→ MATERIAL FOR THIS EXERCISE:

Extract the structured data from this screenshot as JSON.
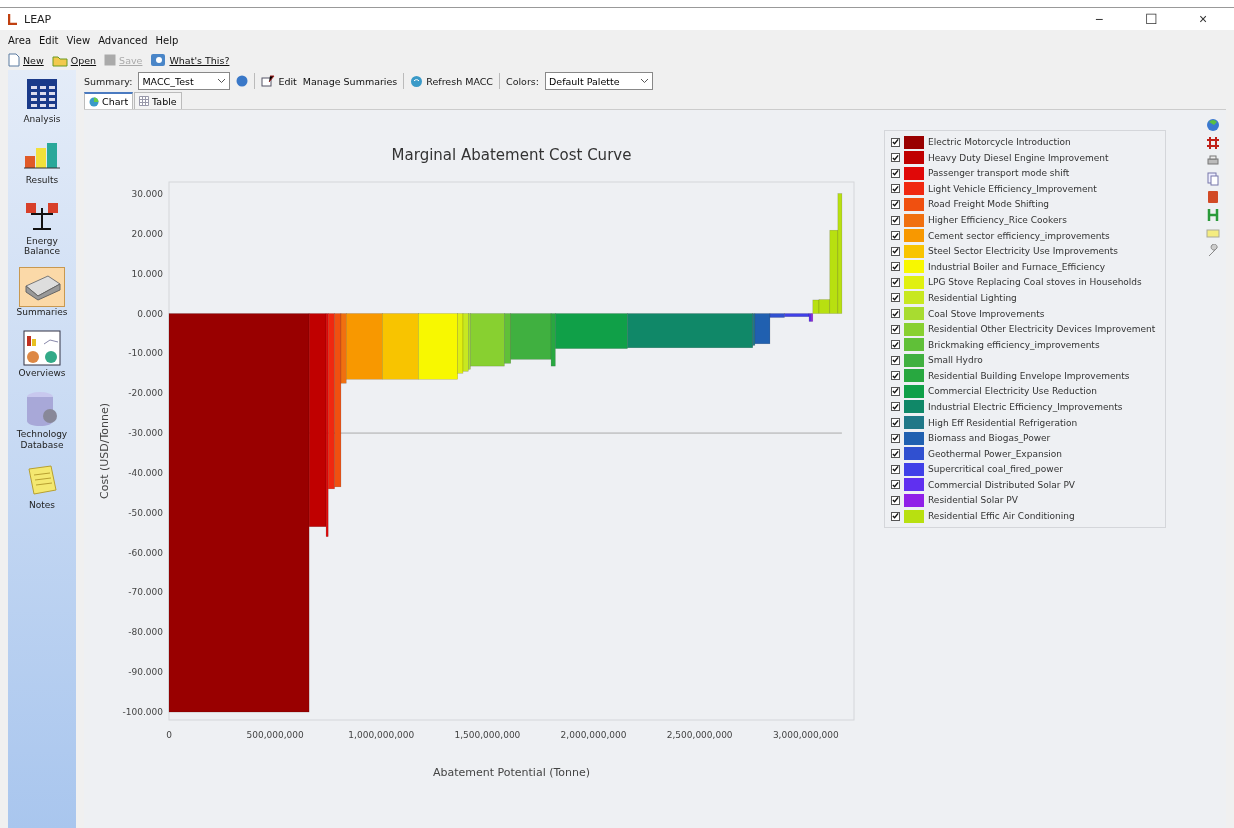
{
  "window": {
    "title": "LEAP",
    "controls": [
      "−",
      "☐",
      "×"
    ]
  },
  "menu": [
    "Area",
    "Edit",
    "View",
    "Advanced",
    "Help"
  ],
  "toolbar": [
    {
      "label": "New",
      "disabled": false
    },
    {
      "label": "Open",
      "disabled": false
    },
    {
      "label": "Save",
      "disabled": true
    },
    {
      "label": "What's This?",
      "disabled": false
    }
  ],
  "sidebar": {
    "items": [
      {
        "label": "Analysis",
        "selected": false
      },
      {
        "label": "Results",
        "selected": false
      },
      {
        "label": "Energy Balance",
        "selected": false
      },
      {
        "label": "Summaries",
        "selected": true
      },
      {
        "label": "Overviews",
        "selected": false
      },
      {
        "label": "Technology Database",
        "selected": false
      },
      {
        "label": "Notes",
        "selected": false
      }
    ]
  },
  "summary_bar": {
    "summary_label": "Summary:",
    "summary_value": "MACC_Test",
    "edit": "Edit",
    "manage": "Manage Summaries",
    "refresh": "Refresh MACC",
    "colors_label": "Colors:",
    "colors_value": "Default Palette"
  },
  "tabs": [
    {
      "label": "Chart",
      "selected": true
    },
    {
      "label": "Table",
      "selected": false
    }
  ],
  "chart": {
    "chart_data": {
      "type": "bar",
      "title": "Marginal Abatement Cost Curve",
      "xlabel": "Abatement Potential (Tonne)",
      "ylabel": "Cost (USD/Tonne)",
      "x": [
        330000000,
        700000000,
        745000000,
        765000000,
        795000000,
        822500000,
        920000000,
        1090000000,
        1267500000,
        1372500000,
        1397500000,
        1415000000,
        1500000000,
        1595000000,
        1705000000,
        1810000000,
        1990000000,
        2455000000,
        2755000000,
        2795500000,
        2865500000,
        2957500000,
        3020000000,
        3029000000,
        3047500000,
        3087500000,
        3132000000,
        3160500000
      ],
      "series": [
        {
          "values": [
            -100,
            -53.5,
            -56,
            -44,
            -43.5,
            -17.5,
            -16.5,
            -16.5,
            -16.5,
            -15,
            -14.5,
            -14,
            -13.2,
            -12.5,
            -11.5,
            -13.2,
            -8.8,
            -8.6,
            -8,
            -7.6,
            -1,
            -0.8,
            -2,
            -2,
            3.4,
            3.5,
            20.9,
            30.1
          ]
        }
      ],
      "xlim": [
        0,
        3227000000
      ],
      "ylim": [
        -102,
        33
      ],
      "xticks": [
        {
          "value": 0,
          "label": "0"
        },
        {
          "value": 500000000,
          "label": "500,000,000"
        },
        {
          "value": 1000000000,
          "label": "1,000,000,000"
        },
        {
          "value": 1500000000,
          "label": "1,500,000,000"
        },
        {
          "value": 2000000000,
          "label": "2,000,000,000"
        },
        {
          "value": 2500000000,
          "label": "2,500,000,000"
        },
        {
          "value": 3000000000,
          "label": "3,000,000,000"
        }
      ],
      "yticks": [
        {
          "value": 30,
          "label": "30.000"
        },
        {
          "value": 20,
          "label": "20.000"
        },
        {
          "value": 10,
          "label": "10.000"
        },
        {
          "value": 0,
          "label": "0.000"
        },
        {
          "value": -10,
          "label": "-10.000"
        },
        {
          "value": -20,
          "label": "-20.000"
        },
        {
          "value": -30,
          "label": "-30.000"
        },
        {
          "value": -40,
          "label": "-40.000"
        },
        {
          "value": -50,
          "label": "-50.000"
        },
        {
          "value": -60,
          "label": "-60.000"
        },
        {
          "value": -70,
          "label": "-70.000"
        },
        {
          "value": -80,
          "label": "-80.000"
        },
        {
          "value": -90,
          "label": "-90.000"
        },
        {
          "value": -100,
          "label": "-100.000"
        }
      ],
      "ref_lines": [
        {
          "axis": "y",
          "value": -30
        }
      ]
    }
  },
  "legend": [
    {
      "label": "Electric Motorcycle Introduction",
      "color": "#990000",
      "checked": true
    },
    {
      "label": "Heavy Duty Diesel Engine Improvement",
      "color": "#c00000",
      "checked": true
    },
    {
      "label": "Passenger transport mode shift",
      "color": "#e00808",
      "checked": true
    },
    {
      "label": "Light Vehicle Efficiency_Improvement",
      "color": "#f02810",
      "checked": true
    },
    {
      "label": "Road Freight Mode Shifting",
      "color": "#f05010",
      "checked": true
    },
    {
      "label": "Higher Efficiency_Rice Cookers",
      "color": "#f07010",
      "checked": true
    },
    {
      "label": "Cement sector efficiency_improvements",
      "color": "#f89800",
      "checked": true
    },
    {
      "label": "Steel Sector Electricity Use Improvements",
      "color": "#f8c400",
      "checked": true
    },
    {
      "label": "Industrial Boiler and Furnace_Efficiency",
      "color": "#f8f800",
      "checked": true
    },
    {
      "label": "LPG Stove Replacing Coal stoves in Households",
      "color": "#e0f010",
      "checked": true
    },
    {
      "label": "Residential Lighting",
      "color": "#c8e820",
      "checked": true
    },
    {
      "label": "Coal Stove Improvements",
      "color": "#a8dc30",
      "checked": true
    },
    {
      "label": "Residential Other Electricity Devices Improvement",
      "color": "#88d030",
      "checked": true
    },
    {
      "label": "Brickmaking efficiency_improvements",
      "color": "#60c038",
      "checked": true
    },
    {
      "label": "Small Hydro",
      "color": "#40b040",
      "checked": true
    },
    {
      "label": "Residential Building Envelope Improvements",
      "color": "#28a840",
      "checked": true
    },
    {
      "label": "Commercial Electricity Use Reduction",
      "color": "#10a048",
      "checked": true
    },
    {
      "label": "Industrial Electric Efficiency_Improvements",
      "color": "#108868",
      "checked": true
    },
    {
      "label": "High Eff Residential Refrigeration",
      "color": "#207888",
      "checked": true
    },
    {
      "label": "Biomass and Biogas_Power",
      "color": "#2060b0",
      "checked": true
    },
    {
      "label": "Geothermal Power_Expansion",
      "color": "#3050d0",
      "checked": true
    },
    {
      "label": "Supercritical coal_fired_power",
      "color": "#4040e8",
      "checked": true
    },
    {
      "label": "Commercial Distributed Solar PV",
      "color": "#6030f0",
      "checked": true
    },
    {
      "label": "Residential Solar PV",
      "color": "#9020e8",
      "checked": true
    },
    {
      "label": "Residential Effic Air Conditioning",
      "color": "#b8e010",
      "checked": true
    }
  ]
}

→ PROBLEM REQUIREMENTS: Only the count is needed: the number of lines in the data that include the word "Electricity".

→ RESULT: 3